▶ **A block of data**:
BEGIN

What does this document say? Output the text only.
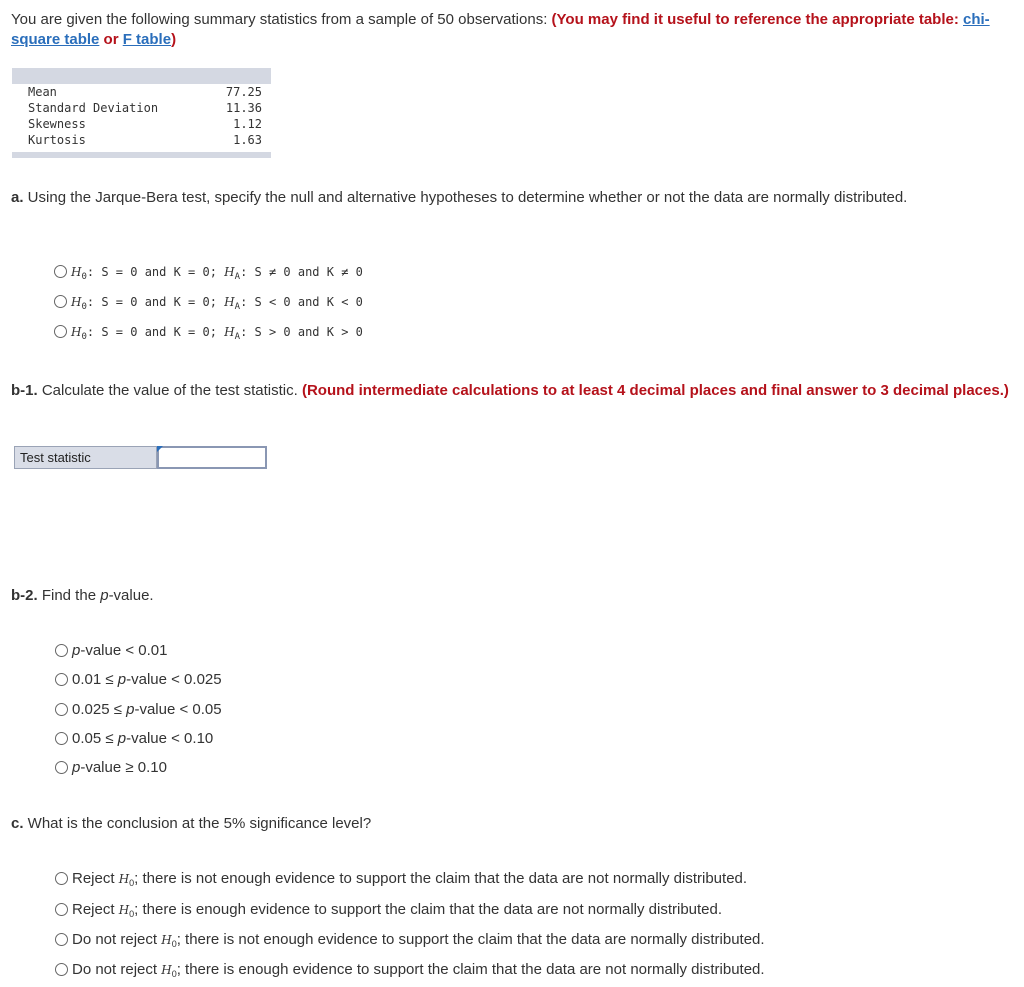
You are given the following summary statistics from a sample of 50 observations: (You may find it useful to reference the appropriate table: chi-square table or F table)
Mean	77.25
Standard Deviation	11.36
Skewness	1.12
Kurtosis	1.63
a. Using the Jarque-Bera test, specify the null and alternative hypotheses to determine whether or not the data are normally distributed.
$H_0$: S = 0 and K = 0; $H_A$: S ≠ 0 and K ≠ 0
$H_0$: S = 0 and K = 0; $H_A$: S < 0 and K < 0
$H_0$: S = 0 and K = 0; $H_A$: S > 0 and K > 0
b-1. Calculate the value of the test statistic. (Round intermediate calculations to at least 4 decimal places and final answer to 3 decimal places.)
Test statistic
b-2. Find the p-value.
p-value < 0.01
0.01 ≤ p-value < 0.025
0.025 ≤ p-value < 0.05
0.05 ≤ p-value < 0.10
p-value ≥ 0.10
c. What is the conclusion at the 5% significance level?
Reject $H_0$; there is not enough evidence to support the claim that the data are not normally distributed.
Reject $H_0$; there is enough evidence to support the claim that the data are not normally distributed.
Do not reject $H_0$; there is not enough evidence to support the claim that the data are normally distributed.
Do not reject $H_0$; there is enough evidence to support the claim that the data are not normally distributed.
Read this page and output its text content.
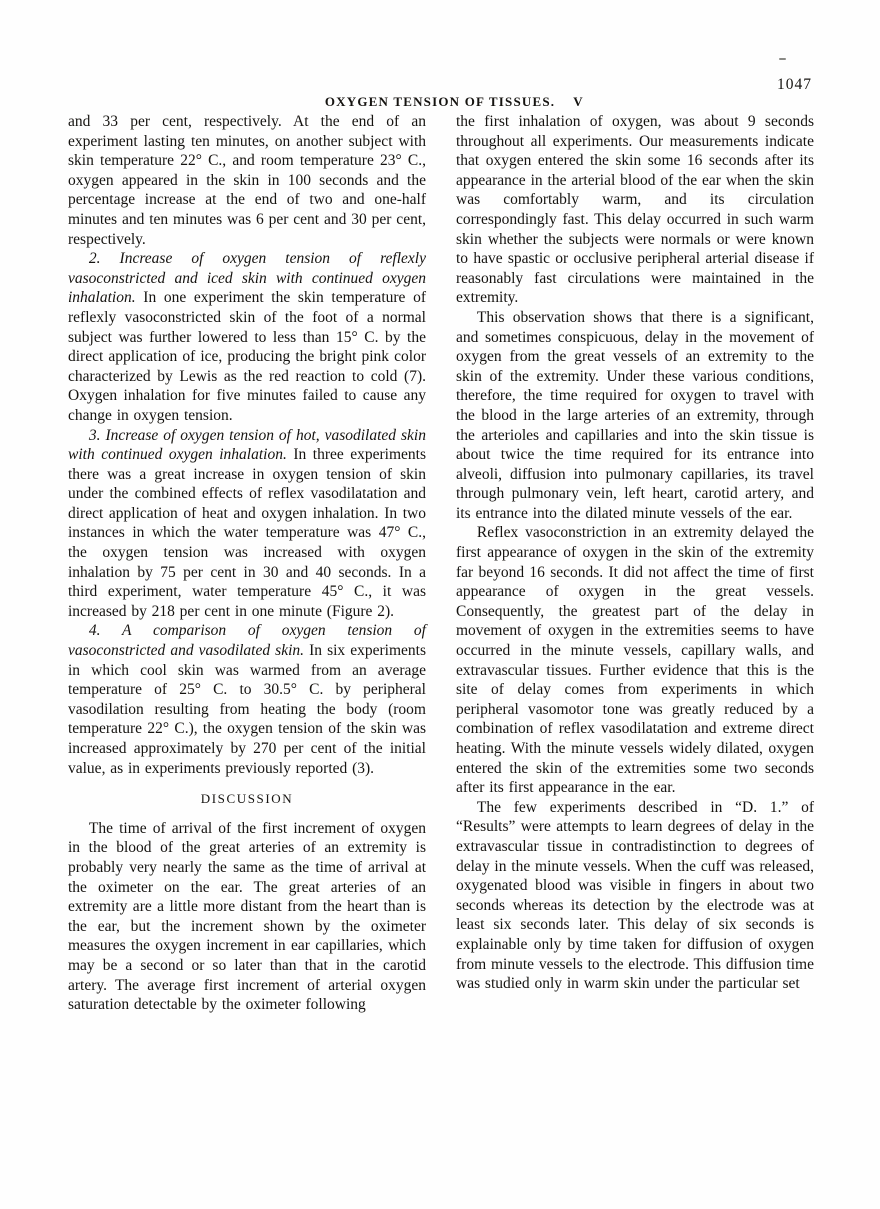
OXYGEN TENSION OF TISSUES. V

1047

and 33 per cent, respectively. At the end of an experiment lasting ten minutes, on another subject with skin temperature 22° C., and room temperature 23° C., oxygen appeared in the skin in 100 seconds and the percentage increase at the end of two and one-half minutes and ten minutes was 6 per cent and 30 per cent, respectively.

2. Increase of oxygen tension of reflexly vasoconstricted and iced skin with continued oxygen inhalation. In one experiment the skin temperature of reflexly vasoconstricted skin of the foot of a normal subject was further lowered to less than 15° C. by the direct application of ice, producing the bright pink color characterized by Lewis as the red reaction to cold (7). Oxygen inhalation for five minutes failed to cause any change in oxygen tension.

3. Increase of oxygen tension of hot, vasodilated skin with continued oxygen inhalation. In three experiments there was a great increase in oxygen tension of skin under the combined effects of reflex vasodilatation and direct application of heat and oxygen inhalation. In two instances in which the water temperature was 47° C., the oxygen tension was increased with oxygen inhalation by 75 per cent in 30 and 40 seconds. In a third experiment, water temperature 45° C., it was increased by 218 per cent in one minute (Figure 2).

4. A comparison of oxygen tension of vasoconstricted and vasodilated skin. In six experiments in which cool skin was warmed from an average temperature of 25° C. to 30.5° C. by peripheral vasodilation resulting from heating the body (room temperature 22° C.), the oxygen tension of the skin was increased approximately by 270 per cent of the initial value, as in experiments previously reported (3).

DISCUSSION

The time of arrival of the first increment of oxygen in the blood of the great arteries of an extremity is probably very nearly the same as the time of arrival at the oximeter on the ear. The great arteries of an extremity are a little more distant from the heart than is the ear, but the increment shown by the oximeter measures the oxygen increment in ear capillaries, which may be a second or so later than that in the carotid artery. The average first increment of arterial oxygen saturation detectable by the oximeter following

the first inhalation of oxygen, was about 9 seconds throughout all experiments. Our measurements indicate that oxygen entered the skin some 16 seconds after its appearance in the arterial blood of the ear when the skin was comfortably warm, and its circulation correspondingly fast. This delay occurred in such warm skin whether the subjects were normals or were known to have spastic or occlusive peripheral arterial disease if reasonably fast circulations were maintained in the extremity.

This observation shows that there is a significant, and sometimes conspicuous, delay in the movement of oxygen from the great vessels of an extremity to the skin of the extremity. Under these various conditions, therefore, the time required for oxygen to travel with the blood in the large arteries of an extremity, through the arterioles and capillaries and into the skin tissue is about twice the time required for its entrance into alveoli, diffusion into pulmonary capillaries, its travel through pulmonary vein, left heart, carotid artery, and its entrance into the dilated minute vessels of the ear.

Reflex vasoconstriction in an extremity delayed the first appearance of oxygen in the skin of the extremity far beyond 16 seconds. It did not affect the time of first appearance of oxygen in the great vessels. Consequently, the greatest part of the delay in movement of oxygen in the extremities seems to have occurred in the minute vessels, capillary walls, and extravascular tissues. Further evidence that this is the site of delay comes from experiments in which peripheral vasomotor tone was greatly reduced by a combination of reflex vasodilatation and extreme direct heating. With the minute vessels widely dilated, oxygen entered the skin of the extremities some two seconds after its first appearance in the ear.

The few experiments described in “D. 1.” of “Results” were attempts to learn degrees of delay in the extravascular tissue in contradistinction to degrees of delay in the minute vessels. When the cuff was released, oxygenated blood was visible in fingers in about two seconds whereas its detection by the electrode was at least six seconds later. This delay of six seconds is explainable only by time taken for diffusion of oxygen from minute vessels to the electrode. This diffusion time was studied only in warm skin under the particular set
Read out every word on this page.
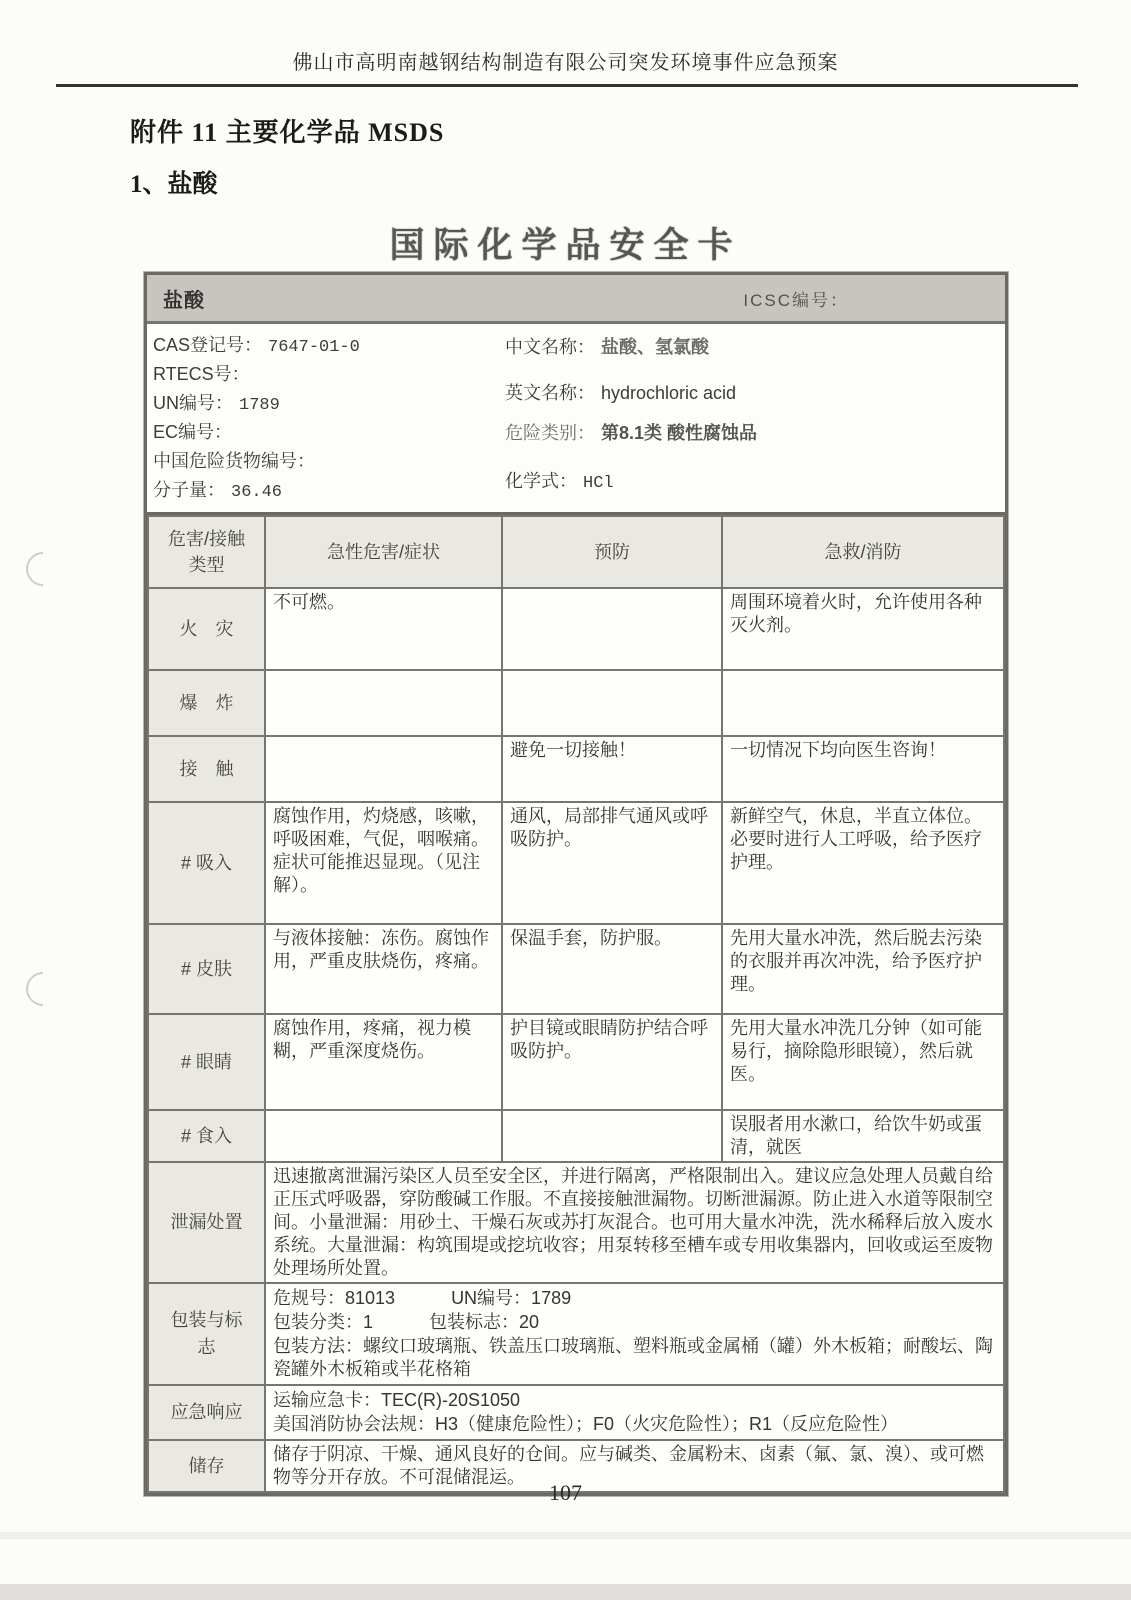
佛山市高明南越钢结构制造有限公司突发环境事件应急预案
附件 11 主要化学品 MSDS
1、盐酸
国际化学品安全卡
盐酸	ICSC编号：
CAS登记号： 7647-01-0
RTECS号：
UN编号： 1789
EC编号：
中国危险货物编号：
分子量： 36.46
中文名称： 盐酸、氢氯酸
英文名称： hydrochloric acid
危险类别： 第8.1类 酸性腐蚀品
化学式： HCl
危害/接触类型	急性危害/症状	预防	急救/消防
火　灾	不可燃。		周围环境着火时，允许使用各种灭火剂。
爆　炸			
接　触		避免一切接触！	一切情况下均向医生咨询！
# 吸入	腐蚀作用，灼烧感，咳嗽，呼吸困难，气促，咽喉痛。症状可能推迟显现。（见注解）。	通风，局部排气通风或呼吸防护。	新鲜空气，休息，半直立体位。必要时进行人工呼吸，给予医疗护理。
# 皮肤	与液体接触：冻伤。腐蚀作用，严重皮肤烧伤，疼痛。	保温手套，防护服。	先用大量水冲洗，然后脱去污染的衣服并再次冲洗，给予医疗护理。
# 眼睛	腐蚀作用，疼痛，视力模糊，严重深度烧伤。	护目镜或眼睛防护结合呼吸防护。	先用大量水冲洗几分钟（如可能易行，摘除隐形眼镜），然后就医。
# 食入			误服者用水漱口，给饮牛奶或蛋清，就医
泄漏处置	迅速撤离泄漏污染区人员至安全区，并进行隔离，严格限制出入。建议应急处理人员戴自给正压式呼吸器，穿防酸碱工作服。不直接接触泄漏物。切断泄漏源。防止进入水道等限制空间。小量泄漏：用砂土、干燥石灰或苏打灰混合。也可用大量水冲洗，洗水稀释后放入废水系统。大量泄漏：构筑围堤或挖坑收容；用泵转移至槽车或专用收集器内，回收或运至废物处理场所处置。		
包装与标志	危规号：81013 UN编号：1789
包装分类：1 包装标志：20
包装方法：螺纹口玻璃瓶、铁盖压口玻璃瓶、塑料瓶或金属桶（罐）外木板箱；耐酸坛、陶瓷罐外木板箱或半花格箱		

应急响应	运输应急卡：TEC(R)-20S1050
美国消防协会法规：H3（健康危险性）；F0（火灾危险性）；R1（反应危险性）		

储存	储存于阴凉、干燥、通风良好的仓间。应与碱类、金属粉末、卤素（氟、氯、溴）、或可燃物等分开存放。不可混储混运。		
107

END

▶ **Given instruction**: Go through the records and pull out each line that includes the word "later".

▶ **Full response**:
The time of arrival of the first increment of oxygen in the blood of the great arteries of an extremity is probably very nearly the same as the time of arrival at the oximeter on the ear. The great arteries of an extremity are a little more distant from the heart than is the ear, but the increment shown by the oximeter measures the oxygen increment in ear capillaries, which may be a second or so later than that in the carotid artery. The average first increment of arterial oxygen saturation detectable by the oximeter following
The few experiments described in “D. 1.” of “Results” were attempts to learn degrees of delay in the extravascular tissue in contradistinction to degrees of delay in the minute vessels. When the cuff was released, oxygenated blood was visible in fingers in about two seconds whereas its detection by the electrode was at least six seconds later. This delay of six seconds is explainable only by time taken for diffusion of oxygen from minute vessels to the electrode. This diffusion time was studied only in warm skin under the particular set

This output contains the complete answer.